#### GOAL OF THE EXERCISE
Each entry below must be repeated word for word.

[Collected data]
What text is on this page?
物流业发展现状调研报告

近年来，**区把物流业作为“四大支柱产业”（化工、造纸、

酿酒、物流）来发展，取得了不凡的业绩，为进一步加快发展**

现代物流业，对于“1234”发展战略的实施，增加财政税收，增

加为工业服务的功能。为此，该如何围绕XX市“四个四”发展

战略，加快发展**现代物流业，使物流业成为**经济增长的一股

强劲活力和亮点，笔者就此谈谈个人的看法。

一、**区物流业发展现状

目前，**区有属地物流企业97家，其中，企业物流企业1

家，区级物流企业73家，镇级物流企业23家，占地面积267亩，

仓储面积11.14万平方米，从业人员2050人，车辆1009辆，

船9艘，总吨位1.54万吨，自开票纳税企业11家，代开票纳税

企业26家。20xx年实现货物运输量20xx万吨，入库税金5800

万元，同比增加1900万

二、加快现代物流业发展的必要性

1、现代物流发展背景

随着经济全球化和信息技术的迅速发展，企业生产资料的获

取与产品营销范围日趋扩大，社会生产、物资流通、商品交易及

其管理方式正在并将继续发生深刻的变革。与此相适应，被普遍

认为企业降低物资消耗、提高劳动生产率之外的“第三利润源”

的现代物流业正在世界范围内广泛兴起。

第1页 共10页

#### WRITTEN RESPONSE
What text is on this page?
物流业发展现状调研报告

近年来，**区把物流业作为“四大支柱产业”（化工、造纸、

酿酒、物流）来发展，取得了不凡的业绩，为进一步加快发展**

现代物流业，对于“1234”发展战略的实施，增加财政税收，增

加为工业服务的功能。为此，该如何围绕XX市“四个四”发展

战略，加快发展**现代物流业，使物流业成为**经济增长的一股

强劲活力和亮点，笔者就此谈谈个人的看法。

一、**区物流业发展现状

目前，**区有属地物流企业97家，其中，企业物流企业1

家，区级物流企业73家，镇级物流企业23家，占地面积267亩，

仓储面积11.14万平方米，从业人员2050人，车辆1009辆，

船9艘，总吨位1.54万吨，自开票纳税企业11家，代开票纳税

企业26家。20xx年实现货物运输量20xx万吨，入库税金5800

万元，同比增加1900万

二、加快现代物流业发展的必要性

1、现代物流发展背景

随着经济全球化和信息技术的迅速发展，企业生产资料的获

取与产品营销范围日趋扩大，社会生产、物资流通、商品交易及

其管理方式正在并将继续发生深刻的变革。与此相适应，被普遍

认为企业降低物资消耗、提高劳动生产率之外的“第三利润源”

的现代物流业正在世界范围内广泛兴起。

第1页 共10页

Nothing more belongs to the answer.